WHAT TO DO:
Give the count of lines containing the string "ülésen", with no other output.

SUPPLIED ENTRIES:

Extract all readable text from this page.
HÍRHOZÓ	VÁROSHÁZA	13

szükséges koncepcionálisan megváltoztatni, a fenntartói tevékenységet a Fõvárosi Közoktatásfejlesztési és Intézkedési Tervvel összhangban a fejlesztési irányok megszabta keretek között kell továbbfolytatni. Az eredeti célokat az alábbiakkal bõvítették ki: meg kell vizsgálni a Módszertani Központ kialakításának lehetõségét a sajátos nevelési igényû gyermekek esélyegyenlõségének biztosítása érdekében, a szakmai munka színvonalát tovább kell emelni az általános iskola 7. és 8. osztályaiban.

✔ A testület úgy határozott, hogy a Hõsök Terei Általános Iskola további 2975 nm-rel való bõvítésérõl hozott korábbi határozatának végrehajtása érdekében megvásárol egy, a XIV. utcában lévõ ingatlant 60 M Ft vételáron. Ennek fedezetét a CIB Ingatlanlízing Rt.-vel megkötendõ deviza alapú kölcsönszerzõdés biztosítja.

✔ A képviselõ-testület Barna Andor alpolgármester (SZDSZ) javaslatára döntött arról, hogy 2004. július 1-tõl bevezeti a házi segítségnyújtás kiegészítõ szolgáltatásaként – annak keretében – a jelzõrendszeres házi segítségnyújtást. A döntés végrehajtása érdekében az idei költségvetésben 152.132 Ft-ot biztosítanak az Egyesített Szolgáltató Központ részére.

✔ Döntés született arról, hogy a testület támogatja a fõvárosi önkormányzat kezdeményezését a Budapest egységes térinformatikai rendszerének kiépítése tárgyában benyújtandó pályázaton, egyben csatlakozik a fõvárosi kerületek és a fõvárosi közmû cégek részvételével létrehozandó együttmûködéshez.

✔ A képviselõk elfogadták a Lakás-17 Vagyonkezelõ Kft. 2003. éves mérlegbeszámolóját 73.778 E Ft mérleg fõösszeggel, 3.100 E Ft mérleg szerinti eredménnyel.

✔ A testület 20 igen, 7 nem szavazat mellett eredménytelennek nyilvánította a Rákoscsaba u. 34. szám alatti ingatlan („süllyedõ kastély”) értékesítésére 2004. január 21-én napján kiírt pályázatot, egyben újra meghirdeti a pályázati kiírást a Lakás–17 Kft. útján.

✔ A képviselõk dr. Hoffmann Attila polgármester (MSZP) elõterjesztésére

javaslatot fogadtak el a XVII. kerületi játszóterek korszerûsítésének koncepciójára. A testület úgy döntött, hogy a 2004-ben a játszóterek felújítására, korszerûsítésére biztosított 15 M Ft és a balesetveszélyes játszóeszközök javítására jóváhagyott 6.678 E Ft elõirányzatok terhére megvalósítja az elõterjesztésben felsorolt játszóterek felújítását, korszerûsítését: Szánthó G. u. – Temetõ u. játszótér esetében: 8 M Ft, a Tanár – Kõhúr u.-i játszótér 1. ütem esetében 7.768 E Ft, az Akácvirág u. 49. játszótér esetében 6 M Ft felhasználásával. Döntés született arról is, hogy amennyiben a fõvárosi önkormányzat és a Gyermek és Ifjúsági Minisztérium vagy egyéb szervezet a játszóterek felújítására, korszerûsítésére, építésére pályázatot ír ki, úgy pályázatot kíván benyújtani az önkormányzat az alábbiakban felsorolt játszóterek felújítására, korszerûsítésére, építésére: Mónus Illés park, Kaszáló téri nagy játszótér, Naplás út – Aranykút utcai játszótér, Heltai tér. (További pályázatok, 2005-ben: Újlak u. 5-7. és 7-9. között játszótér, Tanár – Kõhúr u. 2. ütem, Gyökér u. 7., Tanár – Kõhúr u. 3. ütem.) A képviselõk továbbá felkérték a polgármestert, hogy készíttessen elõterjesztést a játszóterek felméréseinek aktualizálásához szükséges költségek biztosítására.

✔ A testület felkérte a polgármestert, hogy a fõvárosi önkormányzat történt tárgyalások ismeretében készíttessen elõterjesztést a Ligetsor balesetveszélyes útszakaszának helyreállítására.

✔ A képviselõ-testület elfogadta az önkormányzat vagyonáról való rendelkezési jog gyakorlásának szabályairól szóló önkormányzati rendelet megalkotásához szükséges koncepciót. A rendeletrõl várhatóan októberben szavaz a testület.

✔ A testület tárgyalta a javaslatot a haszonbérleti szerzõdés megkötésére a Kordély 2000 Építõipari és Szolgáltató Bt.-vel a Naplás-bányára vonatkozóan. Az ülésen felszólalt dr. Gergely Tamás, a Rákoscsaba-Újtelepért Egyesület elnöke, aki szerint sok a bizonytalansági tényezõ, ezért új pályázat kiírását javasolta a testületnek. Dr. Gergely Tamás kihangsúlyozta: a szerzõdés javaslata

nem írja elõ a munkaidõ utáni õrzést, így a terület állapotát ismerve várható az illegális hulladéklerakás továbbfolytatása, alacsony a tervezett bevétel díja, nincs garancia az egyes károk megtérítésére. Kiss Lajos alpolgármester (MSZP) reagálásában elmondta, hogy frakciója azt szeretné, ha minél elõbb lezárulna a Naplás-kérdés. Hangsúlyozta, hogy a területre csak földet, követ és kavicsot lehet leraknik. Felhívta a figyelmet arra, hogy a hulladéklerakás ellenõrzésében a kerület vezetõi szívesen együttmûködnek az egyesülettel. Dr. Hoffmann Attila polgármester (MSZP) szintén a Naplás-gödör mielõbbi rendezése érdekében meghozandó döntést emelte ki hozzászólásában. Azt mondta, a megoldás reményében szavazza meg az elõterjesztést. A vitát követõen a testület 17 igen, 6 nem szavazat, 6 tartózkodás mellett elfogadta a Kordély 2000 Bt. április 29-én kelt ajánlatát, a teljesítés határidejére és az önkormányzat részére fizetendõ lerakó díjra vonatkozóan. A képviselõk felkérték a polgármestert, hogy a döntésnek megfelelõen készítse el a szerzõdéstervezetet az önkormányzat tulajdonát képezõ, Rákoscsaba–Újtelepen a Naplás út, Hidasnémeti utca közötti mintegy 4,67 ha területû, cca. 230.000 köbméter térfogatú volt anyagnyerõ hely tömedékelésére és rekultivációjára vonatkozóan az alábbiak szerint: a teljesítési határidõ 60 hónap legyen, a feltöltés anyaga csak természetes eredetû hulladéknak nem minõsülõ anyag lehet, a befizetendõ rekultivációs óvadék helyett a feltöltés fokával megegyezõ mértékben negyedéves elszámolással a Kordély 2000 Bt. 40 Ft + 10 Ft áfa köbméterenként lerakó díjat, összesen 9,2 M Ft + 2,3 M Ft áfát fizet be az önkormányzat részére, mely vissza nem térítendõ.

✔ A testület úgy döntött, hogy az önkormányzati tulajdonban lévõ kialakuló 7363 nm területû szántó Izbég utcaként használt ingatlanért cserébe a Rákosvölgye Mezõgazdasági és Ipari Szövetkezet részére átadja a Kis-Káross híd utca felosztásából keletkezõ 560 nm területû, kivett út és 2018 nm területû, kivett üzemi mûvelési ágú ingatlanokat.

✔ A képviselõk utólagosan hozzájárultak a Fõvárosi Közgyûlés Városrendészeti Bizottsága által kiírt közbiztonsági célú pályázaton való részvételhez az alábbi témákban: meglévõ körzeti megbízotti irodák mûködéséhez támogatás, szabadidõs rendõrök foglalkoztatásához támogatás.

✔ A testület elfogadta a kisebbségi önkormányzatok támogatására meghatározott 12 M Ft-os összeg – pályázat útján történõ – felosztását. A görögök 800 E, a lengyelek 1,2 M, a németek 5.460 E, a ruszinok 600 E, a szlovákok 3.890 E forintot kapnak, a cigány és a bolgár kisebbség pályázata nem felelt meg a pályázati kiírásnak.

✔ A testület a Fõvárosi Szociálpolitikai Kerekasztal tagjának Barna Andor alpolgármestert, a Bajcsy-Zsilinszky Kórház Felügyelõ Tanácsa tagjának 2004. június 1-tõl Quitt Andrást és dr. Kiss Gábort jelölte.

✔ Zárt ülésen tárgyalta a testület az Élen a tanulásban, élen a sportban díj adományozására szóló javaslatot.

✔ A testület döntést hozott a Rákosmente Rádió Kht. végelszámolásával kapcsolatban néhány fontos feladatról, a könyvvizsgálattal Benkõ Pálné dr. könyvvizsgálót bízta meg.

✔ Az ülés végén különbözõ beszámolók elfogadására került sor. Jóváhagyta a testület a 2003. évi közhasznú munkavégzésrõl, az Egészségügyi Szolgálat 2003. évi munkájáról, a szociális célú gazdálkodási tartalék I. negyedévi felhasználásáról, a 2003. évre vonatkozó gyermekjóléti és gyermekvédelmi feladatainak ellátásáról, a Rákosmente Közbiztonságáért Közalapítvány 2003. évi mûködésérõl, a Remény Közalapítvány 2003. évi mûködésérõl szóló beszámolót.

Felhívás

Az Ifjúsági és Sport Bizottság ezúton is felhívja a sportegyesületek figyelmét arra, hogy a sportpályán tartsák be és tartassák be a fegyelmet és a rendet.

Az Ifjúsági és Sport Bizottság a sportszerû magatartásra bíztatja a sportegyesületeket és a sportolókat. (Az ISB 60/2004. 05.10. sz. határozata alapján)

TASK RESPONSE:
2